(What you need to do)
Copy every line from the data below in which the string "Overall" can be found.

--- Input rows ---

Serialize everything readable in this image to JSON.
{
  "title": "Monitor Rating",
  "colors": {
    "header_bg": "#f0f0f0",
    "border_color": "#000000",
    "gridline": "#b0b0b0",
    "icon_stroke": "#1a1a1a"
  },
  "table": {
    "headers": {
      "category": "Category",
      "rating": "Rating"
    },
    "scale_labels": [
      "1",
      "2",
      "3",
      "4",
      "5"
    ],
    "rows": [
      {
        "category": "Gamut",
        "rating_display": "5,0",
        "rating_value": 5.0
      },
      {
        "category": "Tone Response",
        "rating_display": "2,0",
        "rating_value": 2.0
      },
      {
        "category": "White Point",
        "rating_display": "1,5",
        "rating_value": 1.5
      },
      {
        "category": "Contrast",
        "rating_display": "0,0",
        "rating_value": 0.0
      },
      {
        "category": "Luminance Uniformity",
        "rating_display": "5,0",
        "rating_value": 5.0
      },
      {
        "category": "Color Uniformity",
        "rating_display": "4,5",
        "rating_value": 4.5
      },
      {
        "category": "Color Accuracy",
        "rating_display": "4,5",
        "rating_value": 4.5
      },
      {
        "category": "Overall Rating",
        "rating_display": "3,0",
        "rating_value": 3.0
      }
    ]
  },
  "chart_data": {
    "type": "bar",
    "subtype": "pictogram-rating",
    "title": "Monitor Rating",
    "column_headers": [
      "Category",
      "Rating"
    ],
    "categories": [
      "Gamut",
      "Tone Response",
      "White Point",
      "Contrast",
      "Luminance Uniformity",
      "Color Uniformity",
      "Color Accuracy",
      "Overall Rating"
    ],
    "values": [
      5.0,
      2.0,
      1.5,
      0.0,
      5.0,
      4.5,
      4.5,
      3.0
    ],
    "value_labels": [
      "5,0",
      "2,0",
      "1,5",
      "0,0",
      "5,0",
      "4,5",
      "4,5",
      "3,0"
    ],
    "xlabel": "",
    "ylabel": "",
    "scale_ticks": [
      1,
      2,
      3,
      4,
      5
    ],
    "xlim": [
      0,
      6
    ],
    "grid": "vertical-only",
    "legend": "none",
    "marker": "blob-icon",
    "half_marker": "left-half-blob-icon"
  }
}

---

(Finished task)
        "category": "Overall Rating",
      "Overall Rating"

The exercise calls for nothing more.